Brief A: List every person named in the post on prayer identities below.

● ● ● ● ● ● ●

David’s Prayer Identities

The last post I made was about prayer identities.  The idea of a prayer identity – a unique personality that encompasses your focus during prayer at a particular time in your life – is not mine. It was an idea I read about in my current Bible study, Disciple’s Prayer Life, by T.W. Hunt and Catherine Walker.  More specifically, in that study they talk about the fact that there are 2 “secrets” to improving your fellowship with God:

  1. Knowing God enhances your fellowship with Him.
  2. Knowing and understanding your personal and unique identity before God strengthens your fellowship with Him.

We come to know God by studying His Word and applying it to our lives. But coming to understand our identity before Him isn’t quite that simple. For one thing, as our circumstances change, our identity before Him also changes. Thankfully, He doesn’t change (which is something we come to know by getting to know Him better), so there is one solid anchor to hold on to in all of this. As I mentioned in my last post, my current prayer identity is most like that of Jacob, who clung to God until He blessed him. Nine months ago, I would have probably told you that my prayer identity was more like that of David in Psalm 103, where he praised God and acknowledged His many great deeds. I had just started my current job, which I know was a gift of God.

● ● ● ● ● ● ●

Brief B: In the rows, from the first line up to and including the line with "sst-map-cell [740,46,750,56]", replace "sla-map-cell" with "sla-grid-cell" and write those lines out again with nothing else changed.

Region annotation rows:
● ● ● ● ● ● ●

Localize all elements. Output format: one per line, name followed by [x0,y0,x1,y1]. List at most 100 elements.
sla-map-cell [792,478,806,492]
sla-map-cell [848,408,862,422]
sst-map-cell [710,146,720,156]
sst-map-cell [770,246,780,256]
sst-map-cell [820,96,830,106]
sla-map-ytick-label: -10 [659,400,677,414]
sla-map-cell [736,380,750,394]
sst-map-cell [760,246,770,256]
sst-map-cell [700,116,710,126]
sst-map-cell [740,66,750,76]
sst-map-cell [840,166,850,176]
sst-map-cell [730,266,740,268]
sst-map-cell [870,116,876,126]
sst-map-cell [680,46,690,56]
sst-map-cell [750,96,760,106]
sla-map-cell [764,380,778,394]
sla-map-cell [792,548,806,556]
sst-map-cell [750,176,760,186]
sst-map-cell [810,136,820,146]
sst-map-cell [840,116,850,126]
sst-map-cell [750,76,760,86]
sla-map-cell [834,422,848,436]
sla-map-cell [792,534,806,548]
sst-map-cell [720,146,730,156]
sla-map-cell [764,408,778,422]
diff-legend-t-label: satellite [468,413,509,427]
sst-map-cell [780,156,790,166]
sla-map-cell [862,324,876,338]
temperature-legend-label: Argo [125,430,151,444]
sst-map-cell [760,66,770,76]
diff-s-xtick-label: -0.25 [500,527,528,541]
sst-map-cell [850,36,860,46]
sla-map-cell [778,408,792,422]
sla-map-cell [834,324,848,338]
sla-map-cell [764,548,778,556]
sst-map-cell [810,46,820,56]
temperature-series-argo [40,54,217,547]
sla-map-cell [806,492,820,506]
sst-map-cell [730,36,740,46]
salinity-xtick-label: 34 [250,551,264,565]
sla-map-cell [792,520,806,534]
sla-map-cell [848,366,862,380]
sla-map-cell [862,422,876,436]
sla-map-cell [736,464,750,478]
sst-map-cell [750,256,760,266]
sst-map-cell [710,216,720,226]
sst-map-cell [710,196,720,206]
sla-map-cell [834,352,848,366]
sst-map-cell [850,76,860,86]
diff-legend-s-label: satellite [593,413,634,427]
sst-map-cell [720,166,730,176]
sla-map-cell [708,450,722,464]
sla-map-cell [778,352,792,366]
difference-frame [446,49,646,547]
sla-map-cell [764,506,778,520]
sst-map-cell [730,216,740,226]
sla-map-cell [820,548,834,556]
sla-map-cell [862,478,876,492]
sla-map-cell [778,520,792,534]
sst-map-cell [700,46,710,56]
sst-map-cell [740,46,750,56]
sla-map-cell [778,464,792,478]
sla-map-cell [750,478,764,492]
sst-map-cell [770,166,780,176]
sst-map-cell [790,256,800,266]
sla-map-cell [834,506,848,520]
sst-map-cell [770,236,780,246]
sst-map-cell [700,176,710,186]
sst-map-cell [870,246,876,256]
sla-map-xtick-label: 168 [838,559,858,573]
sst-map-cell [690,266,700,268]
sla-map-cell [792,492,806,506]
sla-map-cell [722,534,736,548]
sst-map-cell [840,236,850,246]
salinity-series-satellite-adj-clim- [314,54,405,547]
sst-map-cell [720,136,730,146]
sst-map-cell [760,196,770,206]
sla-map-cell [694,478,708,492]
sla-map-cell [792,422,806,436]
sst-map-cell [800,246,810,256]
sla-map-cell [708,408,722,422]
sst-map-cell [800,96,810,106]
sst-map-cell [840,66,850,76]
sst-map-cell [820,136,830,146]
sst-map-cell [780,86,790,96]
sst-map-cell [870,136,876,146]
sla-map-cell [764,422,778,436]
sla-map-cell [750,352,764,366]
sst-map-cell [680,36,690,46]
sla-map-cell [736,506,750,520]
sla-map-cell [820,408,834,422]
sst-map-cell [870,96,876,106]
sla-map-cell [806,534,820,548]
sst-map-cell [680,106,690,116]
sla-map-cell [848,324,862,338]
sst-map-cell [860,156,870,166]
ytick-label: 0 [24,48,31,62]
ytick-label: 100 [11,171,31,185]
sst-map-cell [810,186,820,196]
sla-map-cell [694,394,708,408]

● ● ● ● ● ● ●

Expected output A: David, T.W. Hunt, Catherine Walker, Jacob

Expected output B:
Localize all elements. Output format: one per line, name followed by [x0,y0,x1,y1]. List at most 100 elements.
sla-grid-cell [792,478,806,492]
sla-grid-cell [848,408,862,422]
sst-map-cell [710,146,720,156]
sst-map-cell [770,246,780,256]
sst-map-cell [820,96,830,106]
sla-map-ytick-label: -10 [659,400,677,414]
sla-grid-cell [736,380,750,394]
sst-map-cell [760,246,770,256]
sst-map-cell [700,116,710,126]
sst-map-cell [740,66,750,76]
sst-map-cell [840,166,850,176]
sst-map-cell [730,266,740,268]
sst-map-cell [870,116,876,126]
sst-map-cell [680,46,690,56]
sst-map-cell [750,96,760,106]
sla-grid-cell [764,380,778,394]
sla-grid-cell [792,548,806,556]
sst-map-cell [750,176,760,186]
sst-map-cell [810,136,820,146]
sst-map-cell [840,116,850,126]
sst-map-cell [750,76,760,86]
sla-grid-cell [834,422,848,436]
sla-grid-cell [792,534,806,548]
sst-map-cell [720,146,730,156]
sla-grid-cell [764,408,778,422]
diff-legend-t-label: satellite [468,413,509,427]
sst-map-cell [780,156,790,166]
sla-grid-cell [862,324,876,338]
temperature-legend-label: Argo [125,430,151,444]
sst-map-cell [760,66,770,76]
diff-s-xtick-label: -0.25 [500,527,528,541]
sst-map-cell [850,36,860,46]
sla-grid-cell [778,408,792,422]
sla-grid-cell [834,324,848,338]
sla-grid-cell [764,548,778,556]
sst-map-cell [810,46,820,56]
temperature-series-argo [40,54,217,547]
sla-grid-cell [806,492,820,506]
sst-map-cell [730,36,740,46]
salinity-xtick-label: 34 [250,551,264,565]
sla-grid-cell [792,520,806,534]
sla-grid-cell [848,366,862,380]
sla-grid-cell [862,422,876,436]
sla-grid-cell [736,464,750,478]
sst-map-cell [750,256,760,266]
sst-map-cell [710,216,720,226]
sst-map-cell [710,196,720,206]
sla-grid-cell [834,352,848,366]
sst-map-cell [850,76,860,86]
diff-legend-s-label: satellite [593,413,634,427]
sst-map-cell [720,166,730,176]
sla-grid-cell [708,450,722,464]
sla-grid-cell [778,352,792,366]
difference-frame [446,49,646,547]
sla-grid-cell [764,506,778,520]
sst-map-cell [730,216,740,226]
sla-grid-cell [820,548,834,556]
sla-grid-cell [862,478,876,492]
sla-grid-cell [778,520,792,534]
sst-map-cell [700,46,710,56]
sst-map-cell [740,46,750,56]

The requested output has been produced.